### Description of the task
Collect every line that includes the string "image".
# START OF Dataset records
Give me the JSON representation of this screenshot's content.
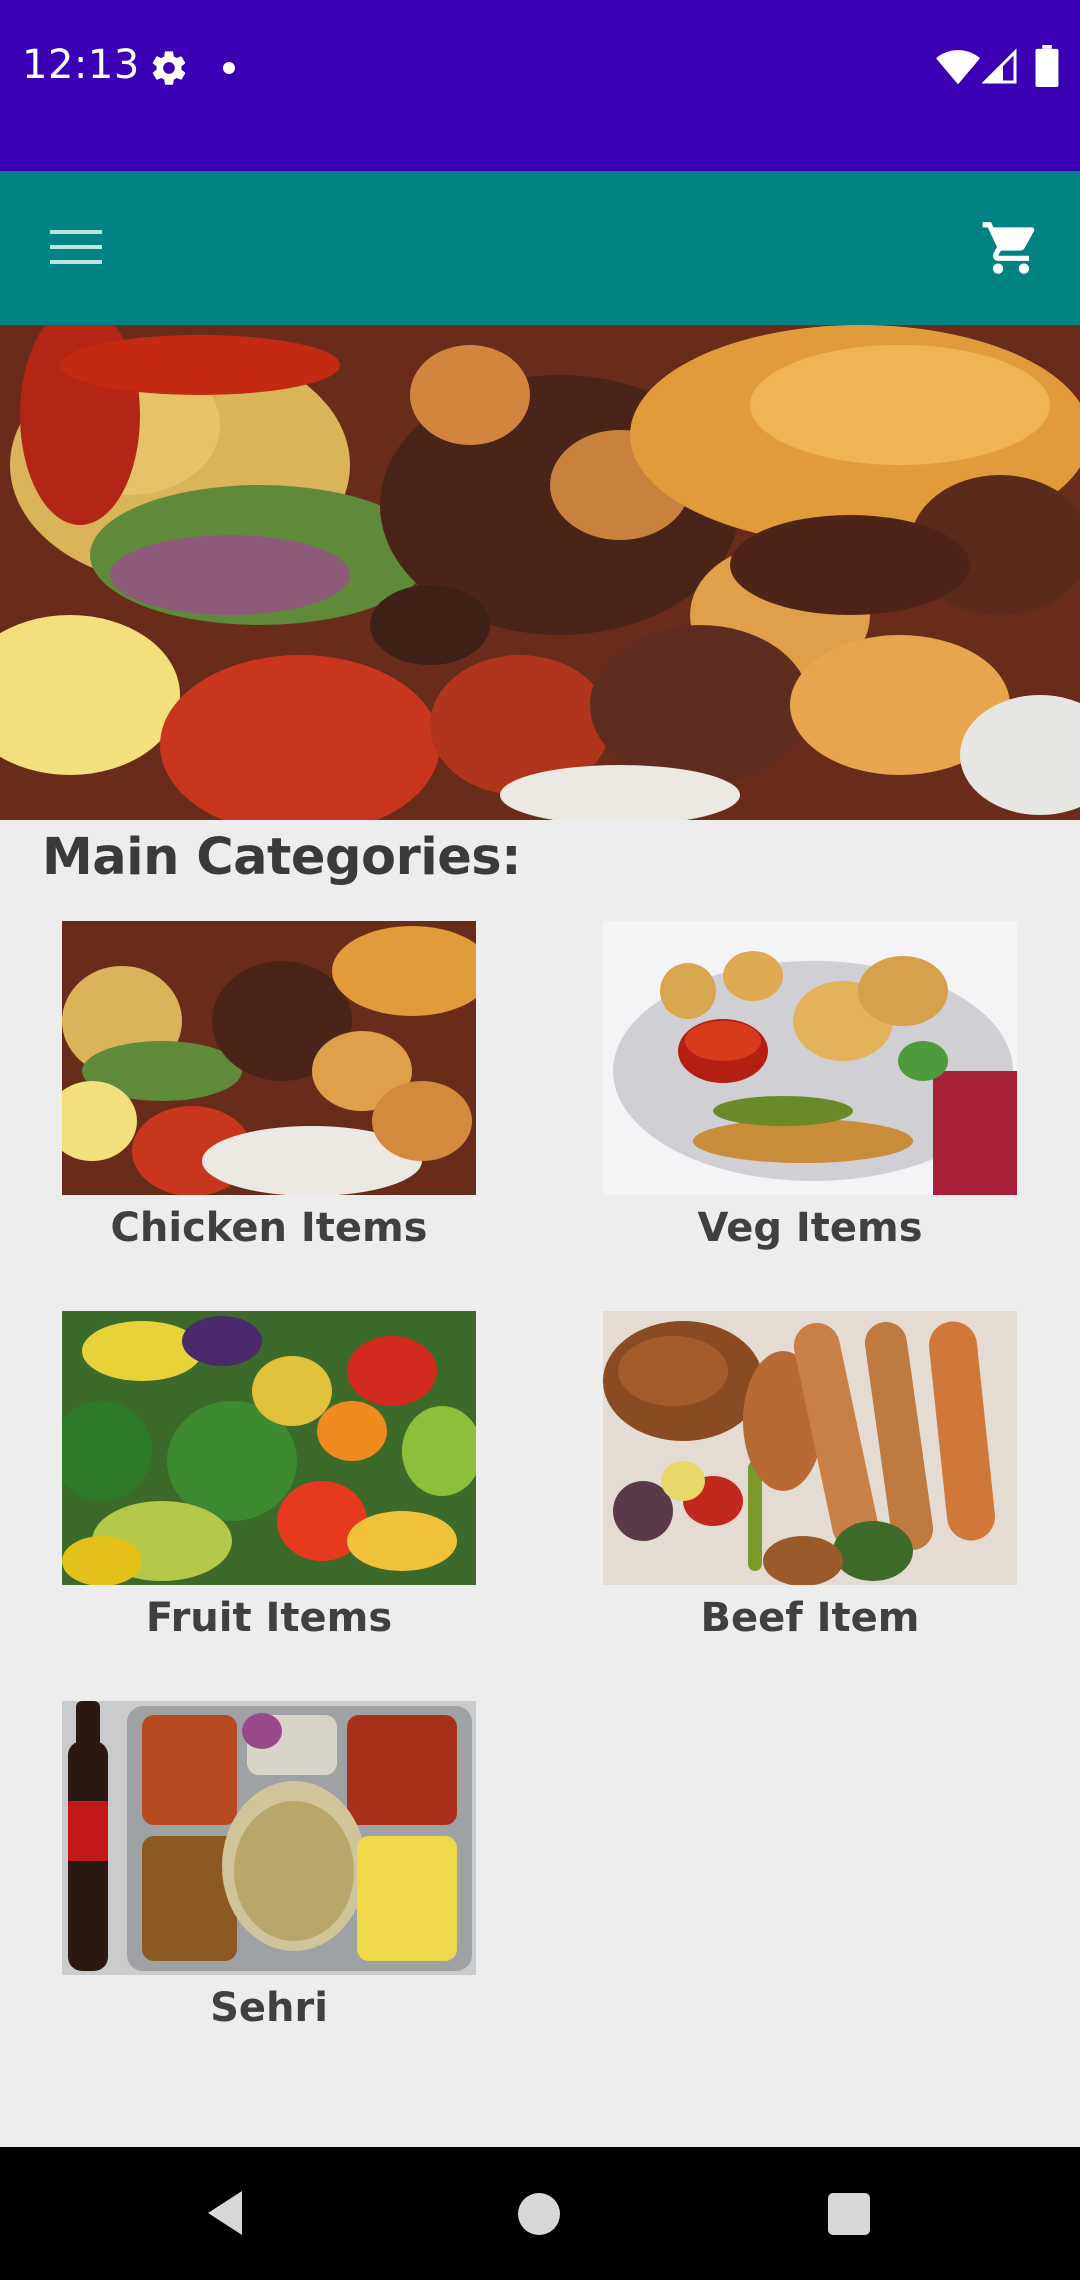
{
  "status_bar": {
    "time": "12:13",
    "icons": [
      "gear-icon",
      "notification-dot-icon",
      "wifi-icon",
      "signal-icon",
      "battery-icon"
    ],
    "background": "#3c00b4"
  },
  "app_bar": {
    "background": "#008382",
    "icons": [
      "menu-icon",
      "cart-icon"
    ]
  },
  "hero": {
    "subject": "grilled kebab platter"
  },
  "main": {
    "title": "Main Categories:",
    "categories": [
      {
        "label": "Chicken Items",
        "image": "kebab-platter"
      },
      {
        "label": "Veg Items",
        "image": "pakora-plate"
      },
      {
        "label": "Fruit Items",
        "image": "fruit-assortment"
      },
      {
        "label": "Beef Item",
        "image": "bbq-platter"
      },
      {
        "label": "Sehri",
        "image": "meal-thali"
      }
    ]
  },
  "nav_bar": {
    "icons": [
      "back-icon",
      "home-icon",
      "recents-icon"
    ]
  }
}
# END OF Dataset records
### Solution for this task
        "image": "kebab-platter"
        "image": "pakora-plate"
        "image": "fruit-assortment"
        "image": "bbq-platter"
        "image": "meal-thali"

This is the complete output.